--- Task description ---
Wherever the string "JSON" appears in a line, extract that line.

--- Stored data ---
──────────
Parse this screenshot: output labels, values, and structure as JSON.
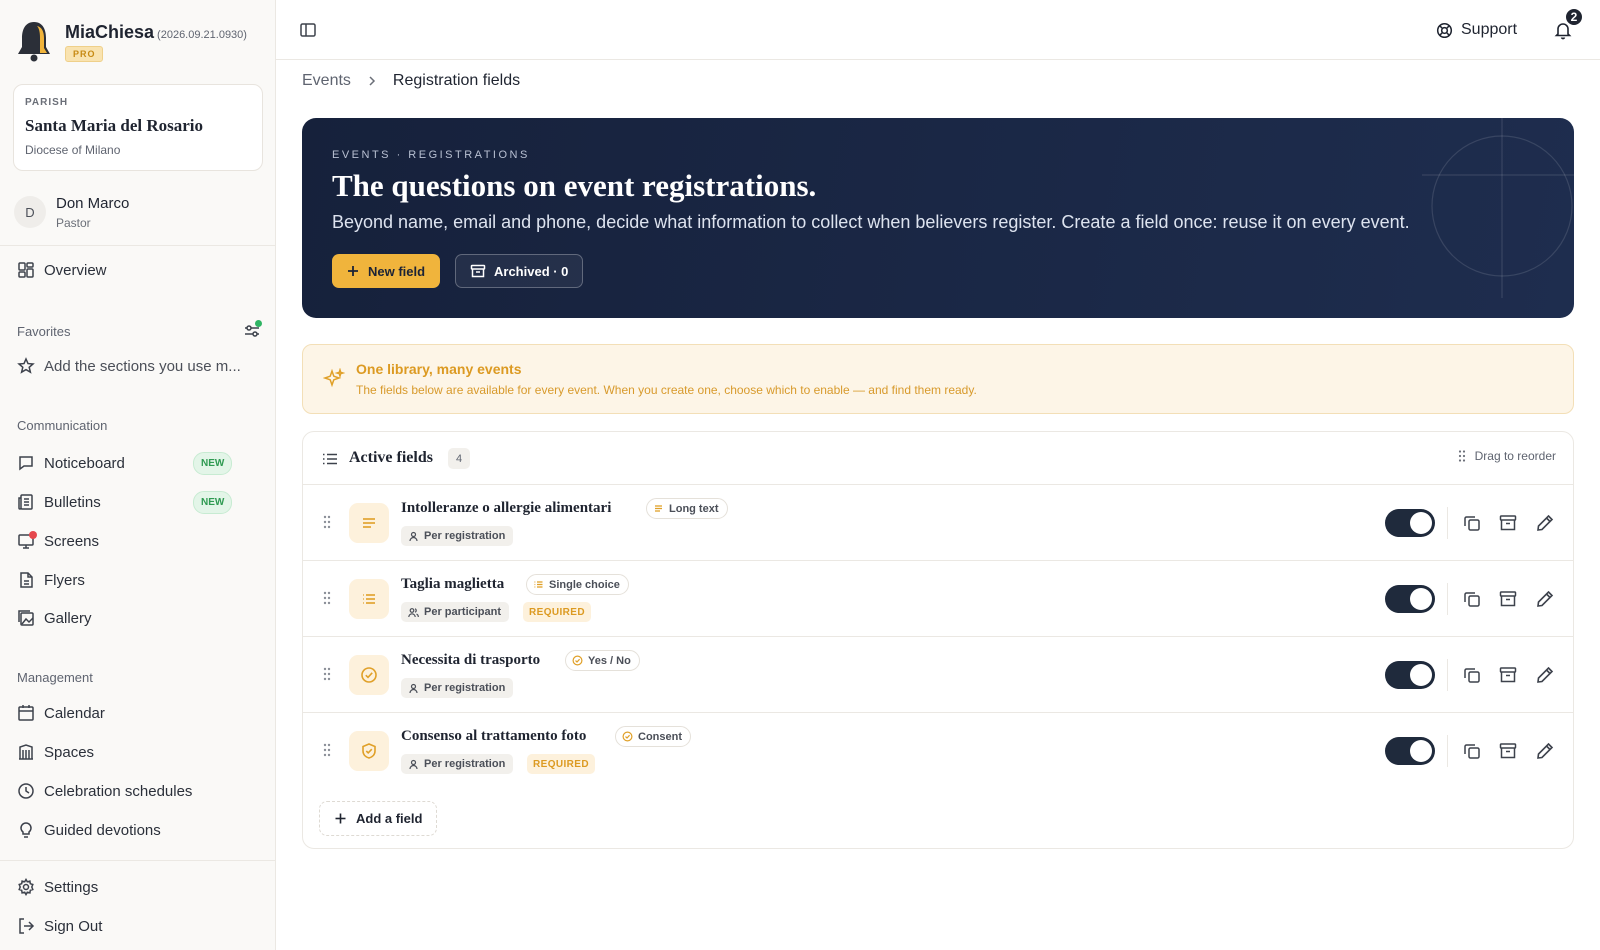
{
  "brand": {
    "name": "MiaChiesa",
    "version": "(2026.09.21.0930)",
    "plan": "PRO"
  },
  "parish": {
    "label": "PARISH",
    "name": "Santa Maria del Rosario",
    "diocese": "Diocese of Milano"
  },
  "user": {
    "initial": "D",
    "name": "Don Marco",
    "role": "Pastor"
  },
  "nav": {
    "overview": "Overview",
    "favorites_header": "Favorites",
    "favorites_hint": "Add the sections you use m...",
    "communication_header": "Communication",
    "communication": [
      {
        "label": "Noticeboard",
        "badge": "NEW"
      },
      {
        "label": "Bulletins",
        "badge": "NEW"
      },
      {
        "label": "Screens"
      },
      {
        "label": "Flyers"
      },
      {
        "label": "Gallery"
      }
    ],
    "management_header": "Management",
    "management": [
      {
        "label": "Calendar"
      },
      {
        "label": "Spaces"
      },
      {
        "label": "Celebration schedules"
      },
      {
        "label": "Guided devotions"
      }
    ],
    "settings": "Settings",
    "sign_out": "Sign Out"
  },
  "topbar": {
    "support": "Support",
    "notifications": "2"
  },
  "breadcrumb": {
    "parent": "Events",
    "current": "Registration fields"
  },
  "hero": {
    "eyebrow": "EVENTS · REGISTRATIONS",
    "title": "The questions on event registrations.",
    "description": "Beyond name, email and phone, decide what information to collect when believers register. Create a field once: reuse it on every event.",
    "new_button": "New field",
    "archived_button": "Archived · 0"
  },
  "tip": {
    "title": "One library, many events",
    "text": "The fields below are available for every event. When you create one, choose which to enable — and find them ready."
  },
  "fields_panel": {
    "title": "Active fields",
    "count": "4",
    "drag_hint": "Drag to reorder",
    "add_button": "Add a field",
    "rows": [
      {
        "name": "Intolleranze o allergie alimentari",
        "type": "Long text",
        "type_icon": "lines-icon",
        "scope": "Per registration",
        "required": "",
        "enabled": true
      },
      {
        "name": "Taglia maglietta",
        "type": "Single choice",
        "type_icon": "list-icon",
        "scope": "Per participant",
        "required": "REQUIRED",
        "enabled": true
      },
      {
        "name": "Necessita di trasporto",
        "type": "Yes / No",
        "type_icon": "check-circle-icon",
        "scope": "Per registration",
        "required": "",
        "enabled": true
      },
      {
        "name": "Consenso al trattamento foto",
        "type": "Consent",
        "type_icon": "shield-check-icon",
        "scope": "Per registration",
        "required": "REQUIRED",
        "enabled": true
      }
    ]
  },
  "colors": {
    "accent": "#f0b43c",
    "hero_bg": "#16213b",
    "tip_bg": "#fdf5e7",
    "toggle_on": "#1f2a3c",
    "new_badge": "#2f9a52"
  }
}
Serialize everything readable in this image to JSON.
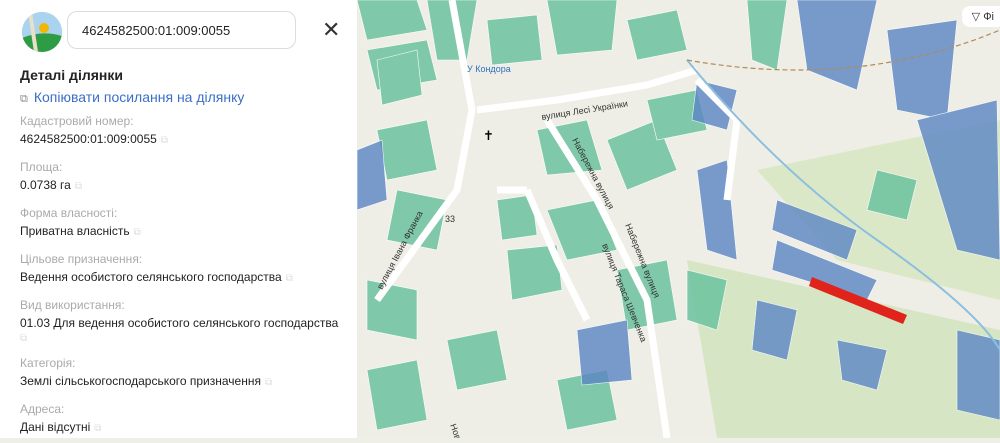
{
  "search": {
    "value": "4624582500:01:009:0055"
  },
  "panel": {
    "title": "Деталі ділянки",
    "copy_link": "Копіювати посилання на ділянку",
    "fields": [
      {
        "label": "Кадастровий номер:",
        "value": "4624582500:01:009:0055"
      },
      {
        "label": "Площа:",
        "value": "0.0738 га"
      },
      {
        "label": "Форма власності:",
        "value": "Приватна власність"
      },
      {
        "label": "Цільове призначення:",
        "value": "Ведення особистого селянського господарства"
      },
      {
        "label": "Вид використання:",
        "value": "01.03 Для ведення особистого селянського господарства"
      },
      {
        "label": "Категорія:",
        "value": "Землі сільськогосподарського призначення"
      },
      {
        "label": "Адреса:",
        "value": "Дані відсутні"
      }
    ]
  },
  "map": {
    "filter_label": "Фі",
    "streets": [
      "вулиця Лесі Українки",
      "Набережна вулиця",
      "вулиця Івана Франка",
      "вулиця Тараса Шевченка",
      "Набережна вулиця",
      "Нова в"
    ],
    "poi": [
      "У Кондора",
      "33"
    ],
    "colors": {
      "selected": "#e0241b",
      "parcel_green": "#6cc3a0",
      "parcel_blue": "#5b86c5"
    }
  }
}
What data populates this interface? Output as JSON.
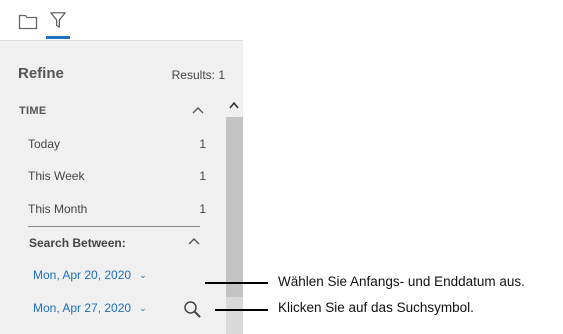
{
  "tabs": [
    {
      "icon": "folder-icon",
      "active": false
    },
    {
      "icon": "filter-icon",
      "active": true
    }
  ],
  "refine": {
    "title": "Refine",
    "results_label": "Results: 1"
  },
  "time_facet": {
    "header": "TIME",
    "items": [
      {
        "label": "Today",
        "count": "1"
      },
      {
        "label": "This Week",
        "count": "1"
      },
      {
        "label": "This Month",
        "count": "1"
      }
    ]
  },
  "search_between": {
    "label": "Search Between:",
    "start_date": "Mon, Apr 20, 2020",
    "end_date": "Mon, Apr 27, 2020"
  },
  "callouts": {
    "first": "Wählen Sie Anfangs- und Enddatum aus.",
    "second": "Klicken Sie auf das Suchsymbol."
  },
  "colors": {
    "accent": "#1f6fbf",
    "panel_bg": "#f0f0f0"
  }
}
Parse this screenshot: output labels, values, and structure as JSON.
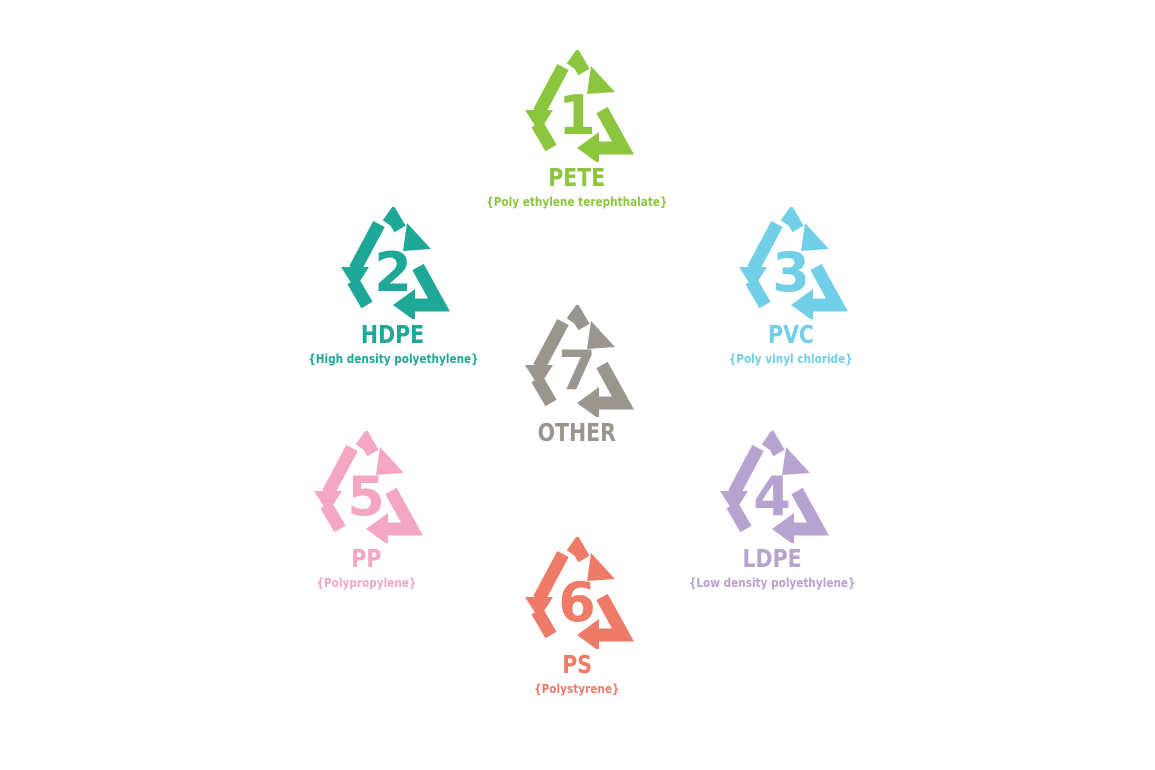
──────────
--- Complete output ---
Parse this screenshot: output labels, values, and structure as JSON.
Serialize everything readable in this image to JSON.
What data populates this interface? Output as JSON.
Parse this screenshot: output labels, values, and structure as JSON.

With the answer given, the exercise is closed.